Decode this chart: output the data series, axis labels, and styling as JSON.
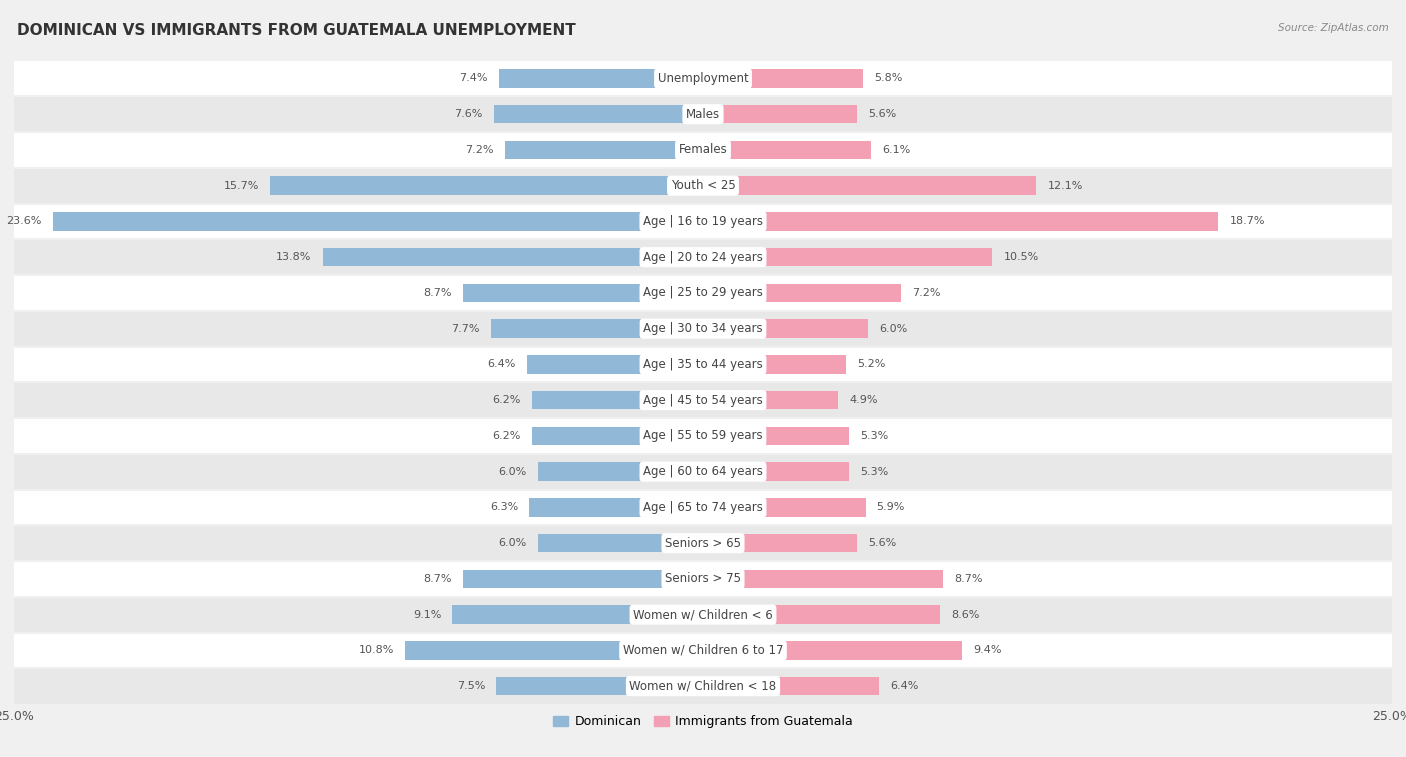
{
  "title": "DOMINICAN VS IMMIGRANTS FROM GUATEMALA UNEMPLOYMENT",
  "source": "Source: ZipAtlas.com",
  "categories": [
    "Unemployment",
    "Males",
    "Females",
    "Youth < 25",
    "Age | 16 to 19 years",
    "Age | 20 to 24 years",
    "Age | 25 to 29 years",
    "Age | 30 to 34 years",
    "Age | 35 to 44 years",
    "Age | 45 to 54 years",
    "Age | 55 to 59 years",
    "Age | 60 to 64 years",
    "Age | 65 to 74 years",
    "Seniors > 65",
    "Seniors > 75",
    "Women w/ Children < 6",
    "Women w/ Children 6 to 17",
    "Women w/ Children < 18"
  ],
  "dominican": [
    7.4,
    7.6,
    7.2,
    15.7,
    23.6,
    13.8,
    8.7,
    7.7,
    6.4,
    6.2,
    6.2,
    6.0,
    6.3,
    6.0,
    8.7,
    9.1,
    10.8,
    7.5
  ],
  "guatemala": [
    5.8,
    5.6,
    6.1,
    12.1,
    18.7,
    10.5,
    7.2,
    6.0,
    5.2,
    4.9,
    5.3,
    5.3,
    5.9,
    5.6,
    8.7,
    8.6,
    9.4,
    6.4
  ],
  "dominican_color": "#92b8d8",
  "guatemala_color": "#f4a0b4",
  "dominican_label": "Dominican",
  "guatemala_label": "Immigrants from Guatemala",
  "axis_max": 25.0,
  "background_color": "#f0f0f0",
  "row_color_odd": "#ffffff",
  "row_color_even": "#e8e8e8",
  "title_fontsize": 11,
  "label_fontsize": 8.5,
  "value_fontsize": 8.0
}
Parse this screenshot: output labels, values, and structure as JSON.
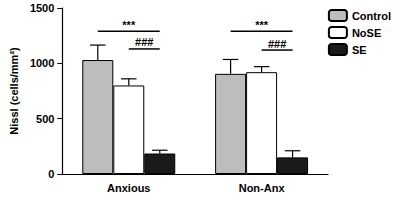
{
  "chart_data": {
    "type": "bar",
    "y_label": "Nissl (cells/mm²)",
    "categories": [
      "Anxious",
      "Non-Anx"
    ],
    "series": [
      {
        "name": "Control",
        "color": "#bdbdbd",
        "values": [
          1030,
          905
        ],
        "errors": [
          135,
          130
        ]
      },
      {
        "name": "NoSE",
        "color": "#ffffff",
        "values": [
          800,
          920
        ],
        "errors": [
          60,
          50
        ]
      },
      {
        "name": "SE",
        "color": "#1a1a1a",
        "values": [
          185,
          150
        ],
        "errors": [
          30,
          60
        ]
      }
    ],
    "ylim": [
      0,
      1500
    ],
    "yticks": [
      0,
      500,
      1000,
      1500
    ],
    "grid": false,
    "legend": "top-right",
    "annotations": [
      {
        "text": "***",
        "category": "Anxious",
        "from": "Control",
        "to": "SE",
        "y": 1290
      },
      {
        "text": "###",
        "category": "Anxious",
        "from": "NoSE",
        "to": "SE",
        "y": 1130
      },
      {
        "text": "***",
        "category": "Non-Anx",
        "from": "Control",
        "to": "SE",
        "y": 1290
      },
      {
        "text": "###",
        "category": "Non-Anx",
        "from": "NoSE",
        "to": "SE",
        "y": 1120
      }
    ]
  }
}
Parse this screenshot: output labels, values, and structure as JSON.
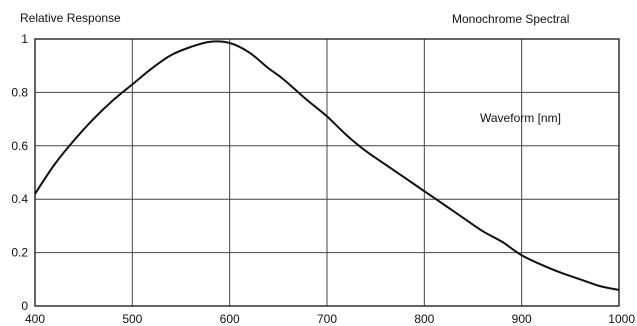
{
  "chart_data": {
    "type": "line",
    "title": "Monochrome Spectral",
    "ylabel": "Relative Response",
    "annotation": "Waveform [nm]",
    "xlim": [
      400,
      1000
    ],
    "ylim": [
      0,
      1
    ],
    "xticks": [
      400,
      500,
      600,
      700,
      800,
      900,
      1000
    ],
    "yticks": [
      0,
      0.2,
      0.4,
      0.6,
      0.8,
      1
    ],
    "ytick_labels": [
      "0",
      "0.2",
      "0.4",
      "0.6",
      "0.8",
      "1"
    ],
    "grid": true,
    "series": [
      {
        "x": [
          400,
          420,
          440,
          460,
          480,
          500,
          520,
          540,
          560,
          580,
          600,
          620,
          640,
          655,
          680,
          700,
          720,
          740,
          760,
          780,
          800,
          820,
          840,
          860,
          880,
          900,
          920,
          940,
          960,
          980,
          1000
        ],
        "y": [
          0.42,
          0.53,
          0.62,
          0.7,
          0.77,
          0.83,
          0.89,
          0.94,
          0.97,
          0.99,
          0.985,
          0.95,
          0.89,
          0.85,
          0.77,
          0.71,
          0.64,
          0.58,
          0.53,
          0.48,
          0.43,
          0.38,
          0.33,
          0.28,
          0.24,
          0.19,
          0.155,
          0.125,
          0.1,
          0.075,
          0.06
        ]
      }
    ],
    "colors": {
      "curve": "#111111",
      "grid": "#444444"
    }
  }
}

· · ·

Without the pictures, restate all the entries above exactly.

> **Task response**:
Decode this chart: output the data series, axis labels, and styling as JSON.
{
  "title": "DOMINICAN VS IMMIGRANTS FROM GUATEMALA UNEMPLOYMENT",
  "source": "Source: ZipAtlas.com",
  "categories": [
    "Unemployment",
    "Males",
    "Females",
    "Youth < 25",
    "Age | 16 to 19 years",
    "Age | 20 to 24 years",
    "Age | 25 to 29 years",
    "Age | 30 to 34 years",
    "Age | 35 to 44 years",
    "Age | 45 to 54 years",
    "Age | 55 to 59 years",
    "Age | 60 to 64 years",
    "Age | 65 to 74 years",
    "Seniors > 65",
    "Seniors > 75",
    "Women w/ Children < 6",
    "Women w/ Children 6 to 17",
    "Women w/ Children < 18"
  ],
  "dominican": [
    7.4,
    7.6,
    7.2,
    15.7,
    23.6,
    13.8,
    8.7,
    7.7,
    6.4,
    6.2,
    6.2,
    6.0,
    6.3,
    6.0,
    8.7,
    9.1,
    10.8,
    7.5
  ],
  "guatemala": [
    5.8,
    5.6,
    6.1,
    12.1,
    18.7,
    10.5,
    7.2,
    6.0,
    5.2,
    4.9,
    5.3,
    5.3,
    5.9,
    5.6,
    8.7,
    8.6,
    9.4,
    6.4
  ],
  "dominican_color": "#92b8d8",
  "guatemala_color": "#f4a0b4",
  "dominican_label": "Dominican",
  "guatemala_label": "Immigrants from Guatemala",
  "axis_max": 25.0,
  "background_color": "#f0f0f0",
  "row_color_odd": "#ffffff",
  "row_color_even": "#e8e8e8",
  "title_fontsize": 11,
  "label_fontsize": 8.5,
  "value_fontsize": 8.0
}
Parse this screenshot: output labels, values, and structure as JSON.
{
  "chart_data": {
    "type": "bar",
    "y_label": "Nissl (cells/mm²)",
    "categories": [
      "Anxious",
      "Non-Anx"
    ],
    "series": [
      {
        "name": "Control",
        "color": "#bdbdbd",
        "values": [
          1030,
          905
        ],
        "errors": [
          135,
          130
        ]
      },
      {
        "name": "NoSE",
        "color": "#ffffff",
        "values": [
          800,
          920
        ],
        "errors": [
          60,
          50
        ]
      },
      {
        "name": "SE",
        "color": "#1a1a1a",
        "values": [
          185,
          150
        ],
        "errors": [
          30,
          60
        ]
      }
    ],
    "ylim": [
      0,
      1500
    ],
    "yticks": [
      0,
      500,
      1000,
      1500
    ],
    "grid": false,
    "legend": "top-right",
    "annotations": [
      {
        "text": "***",
        "category": "Anxious",
        "from": "Control",
        "to": "SE",
        "y": 1290
      },
      {
        "text": "###",
        "category": "Anxious",
        "from": "NoSE",
        "to": "SE",
        "y": 1130
      },
      {
        "text": "***",
        "category": "Non-Anx",
        "from": "Control",
        "to": "SE",
        "y": 1290
      },
      {
        "text": "###",
        "category": "Non-Anx",
        "from": "NoSE",
        "to": "SE",
        "y": 1120
      }
    ]
  }
}
Parse this screenshot: output labels, values, and structure as JSON.
{
  "chart_data": {
    "type": "line",
    "title": "Monochrome Spectral",
    "ylabel": "Relative Response",
    "annotation": "Waveform [nm]",
    "xlim": [
      400,
      1000
    ],
    "ylim": [
      0,
      1
    ],
    "xticks": [
      400,
      500,
      600,
      700,
      800,
      900,
      1000
    ],
    "yticks": [
      0,
      0.2,
      0.4,
      0.6,
      0.8,
      1
    ],
    "ytick_labels": [
      "0",
      "0.2",
      "0.4",
      "0.6",
      "0.8",
      "1"
    ],
    "grid": true,
    "series": [
      {
        "x": [
          400,
          420,
          440,
          460,
          480,
          500,
          520,
          540,
          560,
          580,
          600,
          620,
          640,
          655,
          680,
          700,
          720,
          740,
          760,
          780,
          800,
          820,
          840,
          860,
          880,
          900,
          920,
          940,
          960,
          980,
          1000
        ],
        "y": [
          0.42,
          0.53,
          0.62,
          0.7,
          0.77,
          0.83,
          0.89,
          0.94,
          0.97,
          0.99,
          0.985,
          0.95,
          0.89,
          0.85,
          0.77,
          0.71,
          0.64,
          0.58,
          0.53,
          0.48,
          0.43,
          0.38,
          0.33,
          0.28,
          0.24,
          0.19,
          0.155,
          0.125,
          0.1,
          0.075,
          0.06
        ]
      }
    ],
    "colors": {
      "curve": "#111111",
      "grid": "#444444"
    }
  }
}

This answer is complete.